### YOUR GOAL
Output the lines that follow exactly as they are.

### EXTRACTED DATA
## Start
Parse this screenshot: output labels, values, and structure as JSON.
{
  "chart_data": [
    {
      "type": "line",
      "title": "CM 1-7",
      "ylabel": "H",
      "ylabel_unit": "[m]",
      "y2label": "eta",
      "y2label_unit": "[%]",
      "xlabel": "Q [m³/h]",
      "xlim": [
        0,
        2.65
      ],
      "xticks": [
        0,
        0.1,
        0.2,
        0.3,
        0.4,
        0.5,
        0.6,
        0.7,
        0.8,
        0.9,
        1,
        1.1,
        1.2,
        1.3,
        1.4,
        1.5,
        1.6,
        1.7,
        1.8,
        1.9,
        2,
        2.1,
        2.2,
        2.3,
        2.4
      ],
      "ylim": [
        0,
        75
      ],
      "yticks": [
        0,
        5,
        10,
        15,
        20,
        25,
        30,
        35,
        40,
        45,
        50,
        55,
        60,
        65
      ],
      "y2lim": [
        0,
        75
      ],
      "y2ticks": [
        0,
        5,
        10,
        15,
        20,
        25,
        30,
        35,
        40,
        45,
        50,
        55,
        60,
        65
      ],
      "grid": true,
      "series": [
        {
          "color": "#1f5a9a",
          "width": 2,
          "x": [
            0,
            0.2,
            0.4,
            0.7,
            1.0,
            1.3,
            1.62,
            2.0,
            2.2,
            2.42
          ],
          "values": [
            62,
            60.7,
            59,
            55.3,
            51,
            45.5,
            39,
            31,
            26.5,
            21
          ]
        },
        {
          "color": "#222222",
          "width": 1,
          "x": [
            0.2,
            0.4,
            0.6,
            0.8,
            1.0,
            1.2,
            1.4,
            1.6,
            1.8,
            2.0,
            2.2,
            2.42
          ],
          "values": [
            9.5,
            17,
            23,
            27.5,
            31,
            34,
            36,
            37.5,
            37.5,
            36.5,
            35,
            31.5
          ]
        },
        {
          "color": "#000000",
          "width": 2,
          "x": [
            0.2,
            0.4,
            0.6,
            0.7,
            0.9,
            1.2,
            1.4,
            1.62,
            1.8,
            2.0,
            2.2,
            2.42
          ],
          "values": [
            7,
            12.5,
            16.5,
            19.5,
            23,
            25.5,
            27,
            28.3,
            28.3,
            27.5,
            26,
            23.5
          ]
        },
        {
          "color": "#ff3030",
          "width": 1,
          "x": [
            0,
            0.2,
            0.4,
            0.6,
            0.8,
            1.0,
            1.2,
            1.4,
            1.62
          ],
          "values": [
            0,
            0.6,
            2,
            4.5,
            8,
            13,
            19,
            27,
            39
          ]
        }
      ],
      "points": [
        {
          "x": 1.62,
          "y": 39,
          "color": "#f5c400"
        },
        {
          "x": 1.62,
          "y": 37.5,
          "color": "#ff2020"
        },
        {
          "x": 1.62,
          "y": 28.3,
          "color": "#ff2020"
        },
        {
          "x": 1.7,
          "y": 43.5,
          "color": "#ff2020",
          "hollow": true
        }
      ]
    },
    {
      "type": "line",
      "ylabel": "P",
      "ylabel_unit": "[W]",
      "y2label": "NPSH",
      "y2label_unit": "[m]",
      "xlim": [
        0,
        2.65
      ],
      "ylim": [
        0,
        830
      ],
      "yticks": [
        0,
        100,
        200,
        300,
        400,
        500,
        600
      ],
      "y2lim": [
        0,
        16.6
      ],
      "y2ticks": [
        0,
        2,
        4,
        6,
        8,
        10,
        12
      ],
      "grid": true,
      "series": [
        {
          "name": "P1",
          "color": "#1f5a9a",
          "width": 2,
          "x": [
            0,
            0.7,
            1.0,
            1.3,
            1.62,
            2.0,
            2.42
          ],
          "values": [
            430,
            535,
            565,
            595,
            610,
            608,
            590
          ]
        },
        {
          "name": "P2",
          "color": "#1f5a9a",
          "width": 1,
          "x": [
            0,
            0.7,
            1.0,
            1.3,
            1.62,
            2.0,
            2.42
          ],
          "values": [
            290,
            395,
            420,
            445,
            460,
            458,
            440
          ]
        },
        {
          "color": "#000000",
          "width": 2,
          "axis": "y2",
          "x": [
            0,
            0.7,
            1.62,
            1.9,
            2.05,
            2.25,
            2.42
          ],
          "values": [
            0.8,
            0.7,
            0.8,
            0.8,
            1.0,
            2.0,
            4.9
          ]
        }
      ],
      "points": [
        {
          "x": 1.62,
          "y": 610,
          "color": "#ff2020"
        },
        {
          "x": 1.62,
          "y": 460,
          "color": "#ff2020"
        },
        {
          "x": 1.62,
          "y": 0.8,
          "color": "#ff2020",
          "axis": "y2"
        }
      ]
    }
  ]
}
## End
### CORRECT ANSWER
Parse this screenshot: output labels, values, and structure as JSON.
{
  "chart_data": [
    {
      "type": "line",
      "title": "CM 1-7",
      "ylabel": "H",
      "ylabel_unit": "[m]",
      "y2label": "eta",
      "y2label_unit": "[%]",
      "xlabel": "Q [m³/h]",
      "xlim": [
        0,
        2.65
      ],
      "xticks": [
        0,
        0.1,
        0.2,
        0.3,
        0.4,
        0.5,
        0.6,
        0.7,
        0.8,
        0.9,
        1,
        1.1,
        1.2,
        1.3,
        1.4,
        1.5,
        1.6,
        1.7,
        1.8,
        1.9,
        2,
        2.1,
        2.2,
        2.3,
        2.4
      ],
      "ylim": [
        0,
        75
      ],
      "yticks": [
        0,
        5,
        10,
        15,
        20,
        25,
        30,
        35,
        40,
        45,
        50,
        55,
        60,
        65
      ],
      "y2lim": [
        0,
        75
      ],
      "y2ticks": [
        0,
        5,
        10,
        15,
        20,
        25,
        30,
        35,
        40,
        45,
        50,
        55,
        60,
        65
      ],
      "grid": true,
      "series": [
        {
          "color": "#1f5a9a",
          "width": 2,
          "x": [
            0,
            0.2,
            0.4,
            0.7,
            1.0,
            1.3,
            1.62,
            2.0,
            2.2,
            2.42
          ],
          "values": [
            62,
            60.7,
            59,
            55.3,
            51,
            45.5,
            39,
            31,
            26.5,
            21
          ]
        },
        {
          "color": "#222222",
          "width": 1,
          "x": [
            0.2,
            0.4,
            0.6,
            0.8,
            1.0,
            1.2,
            1.4,
            1.6,
            1.8,
            2.0,
            2.2,
            2.42
          ],
          "values": [
            9.5,
            17,
            23,
            27.5,
            31,
            34,
            36,
            37.5,
            37.5,
            36.5,
            35,
            31.5
          ]
        },
        {
          "color": "#000000",
          "width": 2,
          "x": [
            0.2,
            0.4,
            0.6,
            0.7,
            0.9,
            1.2,
            1.4,
            1.62,
            1.8,
            2.0,
            2.2,
            2.42
          ],
          "values": [
            7,
            12.5,
            16.5,
            19.5,
            23,
            25.5,
            27,
            28.3,
            28.3,
            27.5,
            26,
            23.5
          ]
        },
        {
          "color": "#ff3030",
          "width": 1,
          "x": [
            0,
            0.2,
            0.4,
            0.6,
            0.8,
            1.0,
            1.2,
            1.4,
            1.62
          ],
          "values": [
            0,
            0.6,
            2,
            4.5,
            8,
            13,
            19,
            27,
            39
          ]
        }
      ],
      "points": [
        {
          "x": 1.62,
          "y": 39,
          "color": "#f5c400"
        },
        {
          "x": 1.62,
          "y": 37.5,
          "color": "#ff2020"
        },
        {
          "x": 1.62,
          "y": 28.3,
          "color": "#ff2020"
        },
        {
          "x": 1.7,
          "y": 43.5,
          "color": "#ff2020",
          "hollow": true
        }
      ]
    },
    {
      "type": "line",
      "ylabel": "P",
      "ylabel_unit": "[W]",
      "y2label": "NPSH",
      "y2label_unit": "[m]",
      "xlim": [
        0,
        2.65
      ],
      "ylim": [
        0,
        830
      ],
      "yticks": [
        0,
        100,
        200,
        300,
        400,
        500,
        600
      ],
      "y2lim": [
        0,
        16.6
      ],
      "y2ticks": [
        0,
        2,
        4,
        6,
        8,
        10,
        12
      ],
      "grid": true,
      "series": [
        {
          "name": "P1",
          "color": "#1f5a9a",
          "width": 2,
          "x": [
            0,
            0.7,
            1.0,
            1.3,
            1.62,
            2.0,
            2.42
          ],
          "values": [
            430,
            535,
            565,
            595,
            610,
            608,
            590
          ]
        },
        {
          "name": "P2",
          "color": "#1f5a9a",
          "width": 1,
          "x": [
            0,
            0.7,
            1.0,
            1.3,
            1.62,
            2.0,
            2.42
          ],
          "values": [
            290,
            395,
            420,
            445,
            460,
            458,
            440
          ]
        },
        {
          "color": "#000000",
          "width": 2,
          "axis": "y2",
          "x": [
            0,
            0.7,
            1.62,
            1.9,
            2.05,
            2.25,
            2.42
          ],
          "values": [
            0.8,
            0.7,
            0.8,
            0.8,
            1.0,
            2.0,
            4.9
          ]
        }
      ],
      "points": [
        {
          "x": 1.62,
          "y": 610,
          "color": "#ff2020"
        },
        {
          "x": 1.62,
          "y": 460,
          "color": "#ff2020"
        },
        {
          "x": 1.62,
          "y": 0.8,
          "color": "#ff2020",
          "axis": "y2"
        }
      ]
    }
  ]
}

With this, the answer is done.